**** Dataset content ****
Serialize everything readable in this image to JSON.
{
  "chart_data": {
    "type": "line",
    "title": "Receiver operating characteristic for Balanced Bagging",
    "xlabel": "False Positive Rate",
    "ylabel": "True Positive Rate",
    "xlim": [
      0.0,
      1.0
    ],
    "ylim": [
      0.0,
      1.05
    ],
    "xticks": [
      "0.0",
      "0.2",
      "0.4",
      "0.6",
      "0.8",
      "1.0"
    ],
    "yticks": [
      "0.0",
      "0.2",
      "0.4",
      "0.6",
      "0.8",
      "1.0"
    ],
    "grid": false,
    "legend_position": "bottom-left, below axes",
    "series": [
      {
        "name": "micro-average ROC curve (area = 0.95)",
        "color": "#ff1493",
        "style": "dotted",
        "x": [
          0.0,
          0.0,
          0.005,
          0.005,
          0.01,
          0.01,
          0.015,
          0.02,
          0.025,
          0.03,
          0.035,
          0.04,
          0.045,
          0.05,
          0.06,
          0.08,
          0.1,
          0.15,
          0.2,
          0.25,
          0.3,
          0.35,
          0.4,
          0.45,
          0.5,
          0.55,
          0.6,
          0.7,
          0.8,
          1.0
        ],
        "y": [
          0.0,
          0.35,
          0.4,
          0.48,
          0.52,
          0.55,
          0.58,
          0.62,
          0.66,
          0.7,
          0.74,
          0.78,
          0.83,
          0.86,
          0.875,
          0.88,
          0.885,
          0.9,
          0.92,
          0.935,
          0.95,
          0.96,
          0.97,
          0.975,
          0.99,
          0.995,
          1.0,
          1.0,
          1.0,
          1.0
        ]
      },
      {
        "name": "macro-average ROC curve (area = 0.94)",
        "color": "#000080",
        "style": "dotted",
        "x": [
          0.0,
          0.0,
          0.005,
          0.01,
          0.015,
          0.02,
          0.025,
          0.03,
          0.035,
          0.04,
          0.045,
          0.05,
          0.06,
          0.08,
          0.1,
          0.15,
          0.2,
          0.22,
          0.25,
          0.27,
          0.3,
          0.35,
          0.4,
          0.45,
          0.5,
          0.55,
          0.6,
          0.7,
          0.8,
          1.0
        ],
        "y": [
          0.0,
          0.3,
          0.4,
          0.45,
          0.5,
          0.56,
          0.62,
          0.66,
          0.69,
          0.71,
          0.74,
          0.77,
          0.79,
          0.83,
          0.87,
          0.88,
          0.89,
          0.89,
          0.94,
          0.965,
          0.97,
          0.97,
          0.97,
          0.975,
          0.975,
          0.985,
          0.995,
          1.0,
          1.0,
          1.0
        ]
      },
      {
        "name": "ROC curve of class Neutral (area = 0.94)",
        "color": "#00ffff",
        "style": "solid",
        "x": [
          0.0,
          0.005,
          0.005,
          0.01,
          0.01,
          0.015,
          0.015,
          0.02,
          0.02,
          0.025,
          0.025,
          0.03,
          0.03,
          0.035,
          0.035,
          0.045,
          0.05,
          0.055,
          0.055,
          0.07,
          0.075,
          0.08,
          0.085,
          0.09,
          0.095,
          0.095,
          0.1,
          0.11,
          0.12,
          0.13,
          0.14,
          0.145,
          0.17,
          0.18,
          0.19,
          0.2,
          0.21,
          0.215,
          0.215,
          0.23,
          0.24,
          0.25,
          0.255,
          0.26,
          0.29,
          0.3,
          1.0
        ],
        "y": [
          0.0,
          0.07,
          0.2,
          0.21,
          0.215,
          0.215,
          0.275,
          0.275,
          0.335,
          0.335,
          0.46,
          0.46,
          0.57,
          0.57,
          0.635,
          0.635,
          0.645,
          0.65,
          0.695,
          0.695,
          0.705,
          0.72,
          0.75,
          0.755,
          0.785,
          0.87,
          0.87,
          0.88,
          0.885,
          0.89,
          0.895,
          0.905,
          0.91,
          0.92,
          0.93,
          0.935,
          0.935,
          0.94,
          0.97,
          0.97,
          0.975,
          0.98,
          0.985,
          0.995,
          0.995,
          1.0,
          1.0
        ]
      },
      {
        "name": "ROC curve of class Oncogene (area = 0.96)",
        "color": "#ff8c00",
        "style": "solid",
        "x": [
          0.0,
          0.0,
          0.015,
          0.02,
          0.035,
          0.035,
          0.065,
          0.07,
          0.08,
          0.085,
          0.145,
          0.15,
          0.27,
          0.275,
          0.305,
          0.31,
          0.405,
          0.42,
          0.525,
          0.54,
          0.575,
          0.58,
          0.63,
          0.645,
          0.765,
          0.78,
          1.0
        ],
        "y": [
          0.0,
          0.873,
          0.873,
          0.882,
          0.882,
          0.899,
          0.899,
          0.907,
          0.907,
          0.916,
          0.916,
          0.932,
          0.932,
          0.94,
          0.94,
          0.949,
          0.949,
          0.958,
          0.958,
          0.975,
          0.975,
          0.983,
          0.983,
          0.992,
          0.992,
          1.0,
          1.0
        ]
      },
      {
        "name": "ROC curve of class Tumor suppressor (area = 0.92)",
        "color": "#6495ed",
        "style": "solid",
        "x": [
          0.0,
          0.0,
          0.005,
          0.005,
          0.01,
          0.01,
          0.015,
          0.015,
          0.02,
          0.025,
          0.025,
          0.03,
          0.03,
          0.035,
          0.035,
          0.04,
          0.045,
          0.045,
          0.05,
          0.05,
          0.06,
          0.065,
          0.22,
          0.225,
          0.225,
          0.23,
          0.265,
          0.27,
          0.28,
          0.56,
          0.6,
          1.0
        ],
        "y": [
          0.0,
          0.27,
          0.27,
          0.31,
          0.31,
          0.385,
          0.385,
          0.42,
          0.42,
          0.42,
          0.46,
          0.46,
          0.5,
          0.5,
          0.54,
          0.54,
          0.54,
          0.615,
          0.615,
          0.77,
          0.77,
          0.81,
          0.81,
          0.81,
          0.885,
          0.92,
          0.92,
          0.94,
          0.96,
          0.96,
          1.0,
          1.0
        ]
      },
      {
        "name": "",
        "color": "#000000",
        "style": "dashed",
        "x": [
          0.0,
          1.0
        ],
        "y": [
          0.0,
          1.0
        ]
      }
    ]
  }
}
****
> _What you should do_
Write only the number of lines in the entries where the string "class" occurs.

> _Exercise response_
3